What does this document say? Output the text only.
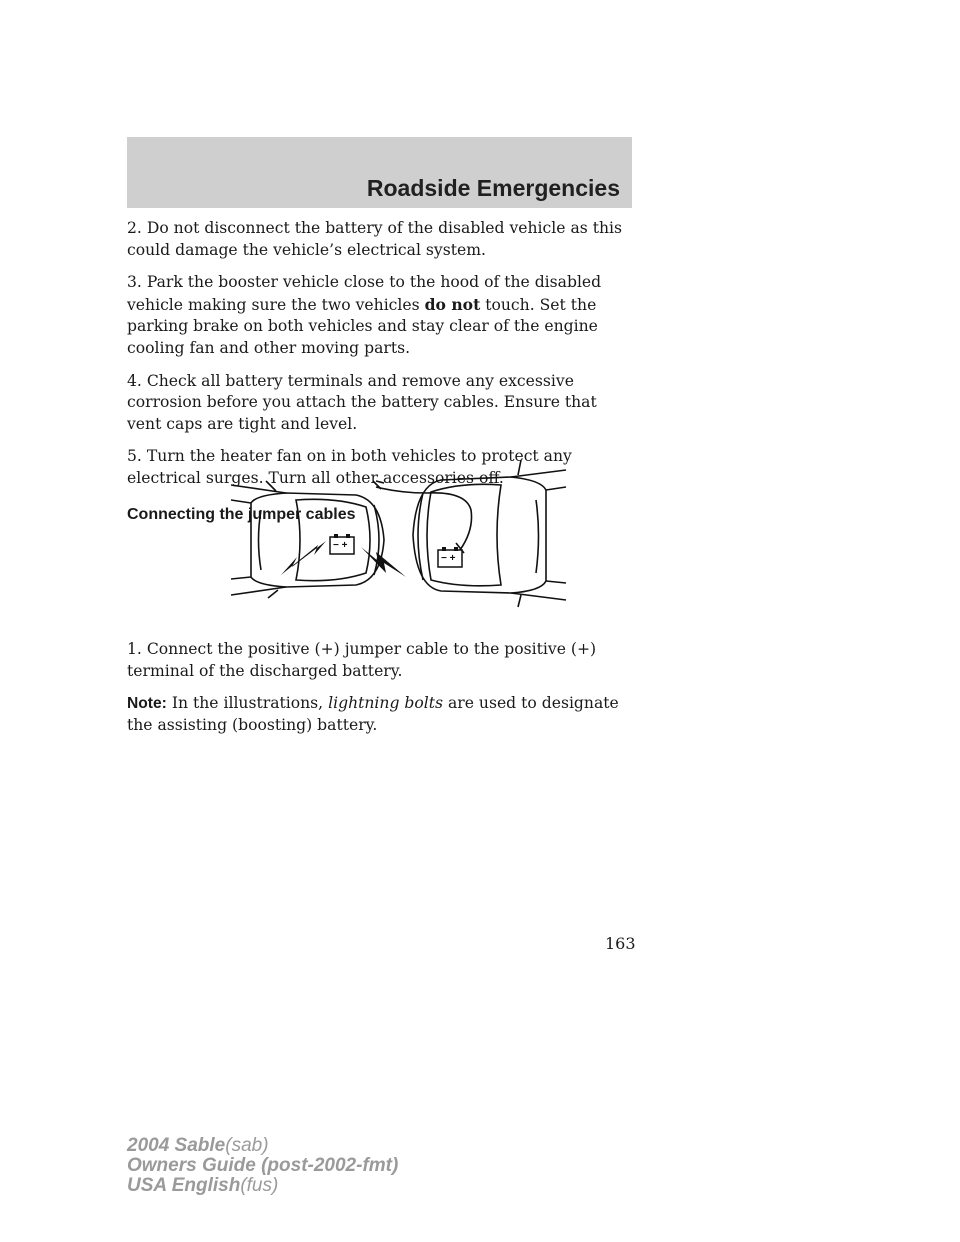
Roadside Emergencies

2. Do not disconnect the battery of the disabled vehicle as this could damage the vehicle’s electrical system.

3. Park the booster vehicle close to the hood of the disabled vehicle making sure the two vehicles do not touch. Set the parking brake on both vehicles and stay clear of the engine cooling fan and other moving parts.

4. Check all battery terminals and remove any excessive corrosion before you attach the battery cables. Ensure that vent caps are tight and level.

5. Turn the heater fan on in both vehicles to protect any electrical surges. Turn all other accessories off.

Connecting the jumper cables
− +
− +

1. Connect the positive (+) jumper cable to the positive (+) terminal of the discharged battery.

Note: In the illustrations, lightning bolts are used to designate the assisting (boosting) battery.

163
2004 Sable(sab)
Owners Guide (post-2002-fmt)
USA English(fus)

....

WHAT IS BEING ASKED:
Write out the records above exactly as they appear, leaving out any pictures.

RESPONSE BELOW:
What does this document say? Output the text only.
Roadside Emergencies

2. Do not disconnect the battery of the disabled vehicle as this could damage the vehicle’s electrical system.

3. Park the booster vehicle close to the hood of the disabled vehicle making sure the two vehicles do not touch. Set the parking brake on both vehicles and stay clear of the engine cooling fan and other moving parts.

4. Check all battery terminals and remove any excessive corrosion before you attach the battery cables. Ensure that vent caps are tight and level.

5. Turn the heater fan on in both vehicles to protect any electrical surges. Turn all other accessories off.

Connecting the jumper cables
− +
− +

1. Connect the positive (+) jumper cable to the positive (+) terminal of the discharged battery.

Note: In the illustrations, lightning bolts are used to designate the assisting (boosting) battery.

163
2004 Sable(sab)
Owners Guide (post-2002-fmt)
USA English(fus)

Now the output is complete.